● **Task to carry out**
Transcribe the records below in full; pictures stay out of the copy.

● **Rows**
━━━━━━━━

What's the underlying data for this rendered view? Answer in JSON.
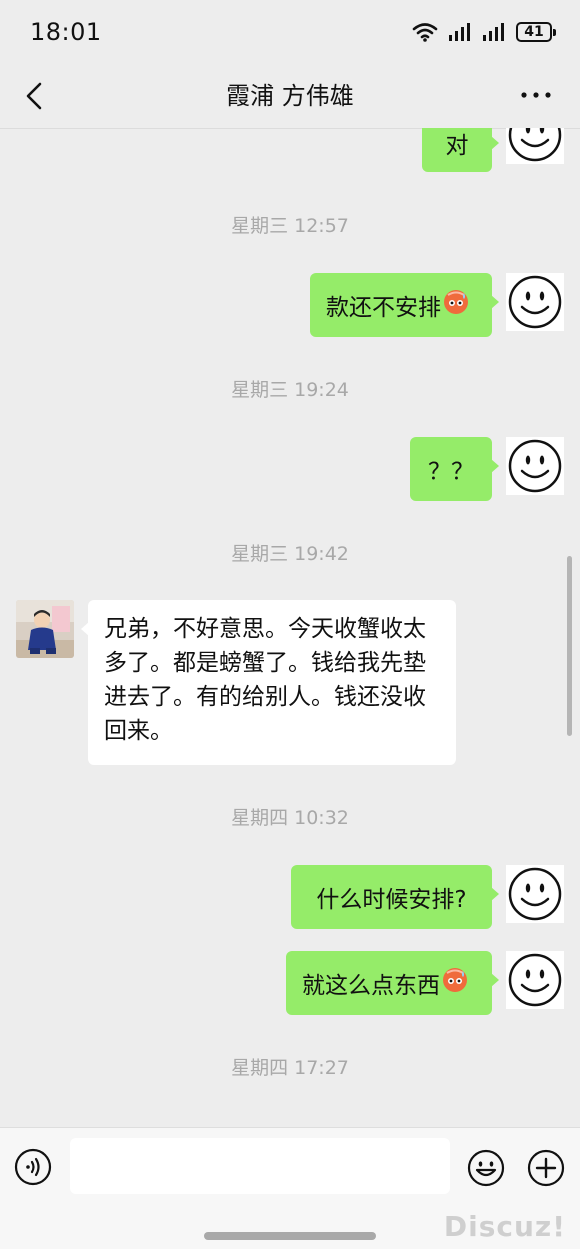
{
  "status_bar": {
    "time": "18:01",
    "battery": "41"
  },
  "header": {
    "title": "霞浦 方伟雄"
  },
  "messages": [
    {
      "type": "sent",
      "text": "对"
    },
    {
      "type": "time",
      "text": "星期三 12:57"
    },
    {
      "type": "sent",
      "text": "款还不安排",
      "emoji": "sweat-emoji"
    },
    {
      "type": "time",
      "text": "星期三 19:24"
    },
    {
      "type": "sent",
      "text": "？？"
    },
    {
      "type": "time",
      "text": "星期三 19:42"
    },
    {
      "type": "received",
      "lines": [
        "兄弟，不好意思。今天收蟹收太",
        "多了。都是螃蟹了。钱给我先垫",
        "进去了。有的给别人。钱还没收",
        "回来。"
      ]
    },
    {
      "type": "time",
      "text": "星期四 10:32"
    },
    {
      "type": "sent",
      "text": "什么时候安排?"
    },
    {
      "type": "sent",
      "text": "就这么点东西",
      "emoji": "sweat-emoji"
    },
    {
      "type": "time",
      "text": "星期四 17:27"
    }
  ],
  "input": {
    "placeholder": ""
  },
  "watermark": "Discuz!",
  "colors": {
    "sent_bubble": "#95ec69",
    "received_bubble": "#ffffff",
    "background": "#ededed"
  }
}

━━━━━━━━

● **Solution to the exercise**
What's the underlying data for this rendered view? Answer in JSON.
{
  "status_bar": {
    "time": "18:01",
    "battery": "41"
  },
  "header": {
    "title": "霞浦 方伟雄"
  },
  "messages": [
    {
      "type": "sent",
      "text": "对"
    },
    {
      "type": "time",
      "text": "星期三 12:57"
    },
    {
      "type": "sent",
      "text": "款还不安排",
      "emoji": "sweat-emoji"
    },
    {
      "type": "time",
      "text": "星期三 19:24"
    },
    {
      "type": "sent",
      "text": "？？"
    },
    {
      "type": "time",
      "text": "星期三 19:42"
    },
    {
      "type": "received",
      "lines": [
        "兄弟，不好意思。今天收蟹收太",
        "多了。都是螃蟹了。钱给我先垫",
        "进去了。有的给别人。钱还没收",
        "回来。"
      ]
    },
    {
      "type": "time",
      "text": "星期四 10:32"
    },
    {
      "type": "sent",
      "text": "什么时候安排?"
    },
    {
      "type": "sent",
      "text": "就这么点东西",
      "emoji": "sweat-emoji"
    },
    {
      "type": "time",
      "text": "星期四 17:27"
    }
  ],
  "input": {
    "placeholder": ""
  },
  "watermark": "Discuz!",
  "colors": {
    "sent_bubble": "#95ec69",
    "received_bubble": "#ffffff",
    "background": "#ededed"
  }
}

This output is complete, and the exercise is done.